Pouvez-vous recopier à l'identique toutes les lignes des entrées ci-dessous, sans reprendre les images ?
━━━━━ Données de l'exercice ━━━━━
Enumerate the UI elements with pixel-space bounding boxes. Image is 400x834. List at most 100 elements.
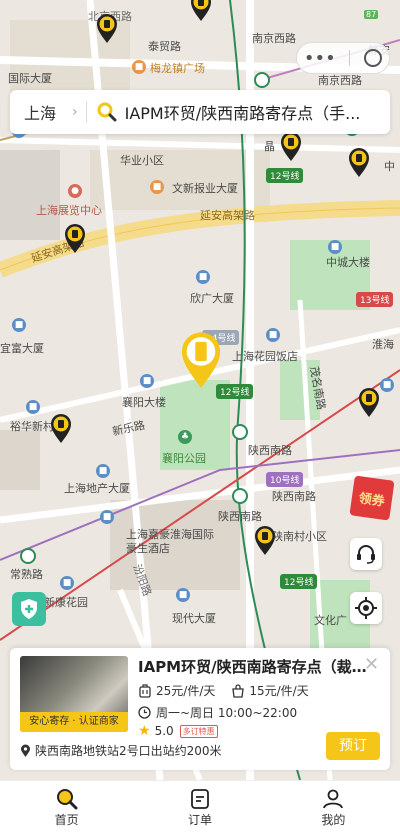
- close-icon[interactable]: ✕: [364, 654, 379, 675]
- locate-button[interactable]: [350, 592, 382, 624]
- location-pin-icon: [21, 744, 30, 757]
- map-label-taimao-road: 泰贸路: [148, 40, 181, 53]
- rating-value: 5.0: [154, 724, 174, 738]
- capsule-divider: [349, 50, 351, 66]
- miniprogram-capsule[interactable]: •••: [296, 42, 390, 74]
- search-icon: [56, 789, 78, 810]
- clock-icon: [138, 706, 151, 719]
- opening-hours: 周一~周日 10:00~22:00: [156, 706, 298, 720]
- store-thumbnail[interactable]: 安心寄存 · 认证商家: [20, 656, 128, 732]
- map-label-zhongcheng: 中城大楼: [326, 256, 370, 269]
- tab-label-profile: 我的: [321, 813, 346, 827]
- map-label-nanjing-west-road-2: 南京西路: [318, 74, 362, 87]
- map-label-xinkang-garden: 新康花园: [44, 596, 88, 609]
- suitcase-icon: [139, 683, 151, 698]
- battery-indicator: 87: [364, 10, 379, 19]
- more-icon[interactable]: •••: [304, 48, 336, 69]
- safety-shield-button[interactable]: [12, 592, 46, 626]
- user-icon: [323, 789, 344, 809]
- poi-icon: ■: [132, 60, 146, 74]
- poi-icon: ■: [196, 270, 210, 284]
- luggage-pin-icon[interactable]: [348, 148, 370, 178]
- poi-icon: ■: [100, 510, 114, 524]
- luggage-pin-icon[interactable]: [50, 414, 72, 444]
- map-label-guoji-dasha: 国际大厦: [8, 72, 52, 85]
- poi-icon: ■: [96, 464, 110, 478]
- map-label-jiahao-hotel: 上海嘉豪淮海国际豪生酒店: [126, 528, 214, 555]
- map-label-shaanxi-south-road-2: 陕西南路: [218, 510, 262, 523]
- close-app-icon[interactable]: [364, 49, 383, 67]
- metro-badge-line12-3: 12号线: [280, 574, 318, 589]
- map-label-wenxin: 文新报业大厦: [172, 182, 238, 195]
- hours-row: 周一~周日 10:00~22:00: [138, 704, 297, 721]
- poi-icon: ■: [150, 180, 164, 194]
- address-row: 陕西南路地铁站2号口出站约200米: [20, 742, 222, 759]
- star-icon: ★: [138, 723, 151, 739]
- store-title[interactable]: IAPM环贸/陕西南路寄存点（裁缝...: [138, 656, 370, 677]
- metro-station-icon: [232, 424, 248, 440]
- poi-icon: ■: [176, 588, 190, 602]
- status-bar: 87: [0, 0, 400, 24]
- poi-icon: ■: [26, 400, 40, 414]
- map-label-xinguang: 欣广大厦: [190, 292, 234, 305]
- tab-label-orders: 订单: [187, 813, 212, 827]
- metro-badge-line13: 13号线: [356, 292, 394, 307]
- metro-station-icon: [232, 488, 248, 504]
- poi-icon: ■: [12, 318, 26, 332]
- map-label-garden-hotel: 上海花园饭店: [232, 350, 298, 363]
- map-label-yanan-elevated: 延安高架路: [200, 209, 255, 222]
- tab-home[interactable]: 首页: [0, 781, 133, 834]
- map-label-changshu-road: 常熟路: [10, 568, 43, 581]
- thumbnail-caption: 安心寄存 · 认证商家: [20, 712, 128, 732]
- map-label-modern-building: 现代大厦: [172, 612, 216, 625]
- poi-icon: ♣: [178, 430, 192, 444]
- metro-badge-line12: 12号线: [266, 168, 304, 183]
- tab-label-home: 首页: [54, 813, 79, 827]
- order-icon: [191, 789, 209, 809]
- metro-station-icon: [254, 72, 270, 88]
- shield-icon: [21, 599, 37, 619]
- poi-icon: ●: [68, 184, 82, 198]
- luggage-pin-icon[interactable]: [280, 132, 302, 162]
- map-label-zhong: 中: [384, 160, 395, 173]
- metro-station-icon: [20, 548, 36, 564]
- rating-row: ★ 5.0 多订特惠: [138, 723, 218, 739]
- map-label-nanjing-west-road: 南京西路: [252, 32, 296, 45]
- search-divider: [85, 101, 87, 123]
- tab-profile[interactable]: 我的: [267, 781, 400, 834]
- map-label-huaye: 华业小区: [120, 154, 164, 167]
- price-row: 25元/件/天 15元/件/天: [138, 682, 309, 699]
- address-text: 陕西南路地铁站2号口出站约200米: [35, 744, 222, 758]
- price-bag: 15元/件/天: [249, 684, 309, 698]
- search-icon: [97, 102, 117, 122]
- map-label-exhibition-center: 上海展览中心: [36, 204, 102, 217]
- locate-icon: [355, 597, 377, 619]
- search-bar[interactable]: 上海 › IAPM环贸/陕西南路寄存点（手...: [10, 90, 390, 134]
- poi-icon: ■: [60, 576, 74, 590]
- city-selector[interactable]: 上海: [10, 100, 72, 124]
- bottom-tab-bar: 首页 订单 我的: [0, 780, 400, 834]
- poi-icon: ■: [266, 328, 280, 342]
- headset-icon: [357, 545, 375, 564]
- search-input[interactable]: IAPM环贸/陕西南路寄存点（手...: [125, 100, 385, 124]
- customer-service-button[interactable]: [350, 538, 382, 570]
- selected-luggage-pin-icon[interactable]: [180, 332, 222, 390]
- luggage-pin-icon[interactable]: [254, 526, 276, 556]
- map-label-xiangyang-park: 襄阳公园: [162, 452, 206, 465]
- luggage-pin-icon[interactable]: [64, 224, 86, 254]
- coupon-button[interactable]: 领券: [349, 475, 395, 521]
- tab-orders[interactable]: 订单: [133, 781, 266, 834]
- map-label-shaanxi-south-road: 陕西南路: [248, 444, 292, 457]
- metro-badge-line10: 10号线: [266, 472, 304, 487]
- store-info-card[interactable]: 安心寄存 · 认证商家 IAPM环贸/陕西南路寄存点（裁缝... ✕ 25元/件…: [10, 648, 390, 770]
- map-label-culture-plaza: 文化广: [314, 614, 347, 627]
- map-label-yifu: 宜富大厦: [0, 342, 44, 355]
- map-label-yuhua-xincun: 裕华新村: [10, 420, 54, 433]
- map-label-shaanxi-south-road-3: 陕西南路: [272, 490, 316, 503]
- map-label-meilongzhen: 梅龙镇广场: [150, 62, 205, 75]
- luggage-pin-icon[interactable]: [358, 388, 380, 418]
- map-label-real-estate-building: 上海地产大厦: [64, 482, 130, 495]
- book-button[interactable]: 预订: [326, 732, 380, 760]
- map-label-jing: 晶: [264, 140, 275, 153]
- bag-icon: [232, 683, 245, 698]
━━━━━
#### [Corrigé détaillé]
Enumerate the UI elements with pixel-space bounding boxes. Image is 400x834. List at most 100 elements.
- close-icon[interactable]: ✕: [364, 654, 379, 675]
- locate-button[interactable]: [350, 592, 382, 624]
- location-pin-icon: [21, 744, 30, 757]
- map-label-taimao-road: 泰贸路: [148, 40, 181, 53]
- rating-value: 5.0: [154, 724, 174, 738]
- capsule-divider: [349, 50, 351, 66]
- miniprogram-capsule[interactable]: •••: [296, 42, 390, 74]
- search-icon: [56, 789, 78, 810]
- clock-icon: [138, 706, 151, 719]
- opening-hours: 周一~周日 10:00~22:00: [156, 706, 298, 720]
- store-thumbnail[interactable]: 安心寄存 · 认证商家: [20, 656, 128, 732]
- map-label-zhongcheng: 中城大楼: [326, 256, 370, 269]
- tab-label-profile: 我的: [321, 813, 346, 827]
- map-label-nanjing-west-road-2: 南京西路: [318, 74, 362, 87]
- map-label-xinkang-garden: 新康花园: [44, 596, 88, 609]
- suitcase-icon: [139, 683, 151, 698]
- battery-indicator: 87: [364, 10, 379, 19]
- more-icon[interactable]: •••: [304, 48, 336, 69]
- safety-shield-button[interactable]: [12, 592, 46, 626]
- user-icon: [323, 789, 344, 809]
- poi-icon: ■: [132, 60, 146, 74]
- poi-icon: ■: [196, 270, 210, 284]
- luggage-pin-icon[interactable]: [348, 148, 370, 178]
- poi-icon: ■: [100, 510, 114, 524]
- luggage-pin-icon[interactable]: [50, 414, 72, 444]
- map-label-guoji-dasha: 国际大厦: [8, 72, 52, 85]
- poi-icon: ■: [96, 464, 110, 478]
- map-label-jiahao-hotel: 上海嘉豪淮海国际豪生酒店: [126, 528, 214, 555]
- map-label-shaanxi-south-road-2: 陕西南路: [218, 510, 262, 523]
- close-app-icon[interactable]: [364, 49, 383, 67]
- metro-badge-line12-3: 12号线: [280, 574, 318, 589]
- map-label-wenxin: 文新报业大厦: [172, 182, 238, 195]
- hours-row: 周一~周日 10:00~22:00: [138, 704, 297, 721]
- poi-icon: ■: [150, 180, 164, 194]
- address-row: 陕西南路地铁站2号口出站约200米: [20, 742, 222, 759]
- star-icon: ★: [138, 723, 151, 739]
- store-title[interactable]: IAPM环贸/陕西南路寄存点（裁缝...: [138, 656, 370, 677]
- metro-station-icon: [232, 424, 248, 440]
- poi-icon: ■: [176, 588, 190, 602]
- status-bar: 87: [0, 0, 400, 24]
- poi-icon: ■: [26, 400, 40, 414]
- map-label-xinguang: 欣广大厦: [190, 292, 234, 305]
- tab-label-orders: 订单: [187, 813, 212, 827]
- metro-badge-line13: 13号线: [356, 292, 394, 307]
- metro-station-icon: [232, 488, 248, 504]
- poi-icon: ■: [12, 318, 26, 332]
- map-label-garden-hotel: 上海花园饭店: [232, 350, 298, 363]
- map-label-yanan-elevated: 延安高架路: [200, 209, 255, 222]
- tab-home[interactable]: 首页: [0, 781, 133, 834]
- map-label-changshu-road: 常熟路: [10, 568, 43, 581]
- thumbnail-caption: 安心寄存 · 认证商家: [20, 712, 128, 732]
- map-label-modern-building: 现代大厦: [172, 612, 216, 625]
- poi-icon: ♣: [178, 430, 192, 444]
- metro-badge-line12: 12号线: [266, 168, 304, 183]
- tab-label-home: 首页: [54, 813, 79, 827]
- order-icon: [191, 789, 209, 809]
- metro-station-icon: [254, 72, 270, 88]
- shield-icon: [21, 599, 37, 619]
- poi-icon: ●: [68, 184, 82, 198]
- luggage-pin-icon[interactable]: [280, 132, 302, 162]
- map-label-zhong: 中: [384, 160, 395, 173]
- metro-station-icon: [20, 548, 36, 564]
- rating-row: ★ 5.0 多订特惠: [138, 723, 218, 739]
- map-label-nanjing-west-road: 南京西路: [252, 32, 296, 45]
- search-divider: [85, 101, 87, 123]
- tab-profile[interactable]: 我的: [267, 781, 400, 834]
- map-label-huaye: 华业小区: [120, 154, 164, 167]
- price-row: 25元/件/天 15元/件/天: [138, 682, 309, 699]
- address-text: 陕西南路地铁站2号口出站约200米: [35, 744, 222, 758]
- price-bag: 15元/件/天: [249, 684, 309, 698]
- search-icon: [97, 102, 117, 122]
- map-label-exhibition-center: 上海展览中心: [36, 204, 102, 217]
- locate-icon: [355, 597, 377, 619]
- search-bar[interactable]: 上海 › IAPM环贸/陕西南路寄存点（手...: [10, 90, 390, 134]
- poi-icon: ■: [60, 576, 74, 590]
- city-selector[interactable]: 上海: [10, 100, 72, 124]
- bottom-tab-bar: 首页 订单 我的: [0, 780, 400, 834]
- poi-icon: ■: [266, 328, 280, 342]
- headset-icon: [357, 545, 375, 564]
- search-input[interactable]: IAPM环贸/陕西南路寄存点（手...: [125, 100, 385, 124]
- customer-service-button[interactable]: [350, 538, 382, 570]
- selected-luggage-pin-icon[interactable]: [180, 332, 222, 390]
- luggage-pin-icon[interactable]: [254, 526, 276, 556]
- map-label-xiangyang-park: 襄阳公园: [162, 452, 206, 465]
- luggage-pin-icon[interactable]: [64, 224, 86, 254]
- coupon-button[interactable]: 领券: [349, 475, 395, 521]
- tab-orders[interactable]: 订单: [133, 781, 266, 834]
- map-label-shaanxi-south-road: 陕西南路: [248, 444, 292, 457]
- metro-badge-line10: 10号线: [266, 472, 304, 487]
- store-info-card[interactable]: 安心寄存 · 认证商家 IAPM环贸/陕西南路寄存点（裁缝... ✕ 25元/件…: [10, 648, 390, 770]
- map-label-culture-plaza: 文化广: [314, 614, 347, 627]
- map-label-yifu: 宜富大厦: [0, 342, 44, 355]
- map-label-yuhua-xincun: 裕华新村: [10, 420, 54, 433]
- map-label-shaanxi-south-road-3: 陕西南路: [272, 490, 316, 503]
- map-label-meilongzhen: 梅龙镇广场: [150, 62, 205, 75]
- luggage-pin-icon[interactable]: [358, 388, 380, 418]
- map-label-real-estate-building: 上海地产大厦: [64, 482, 130, 495]
- book-button[interactable]: 预订: [326, 732, 380, 760]
- map-label-jing: 晶: [264, 140, 275, 153]
- bag-icon: [232, 683, 245, 698]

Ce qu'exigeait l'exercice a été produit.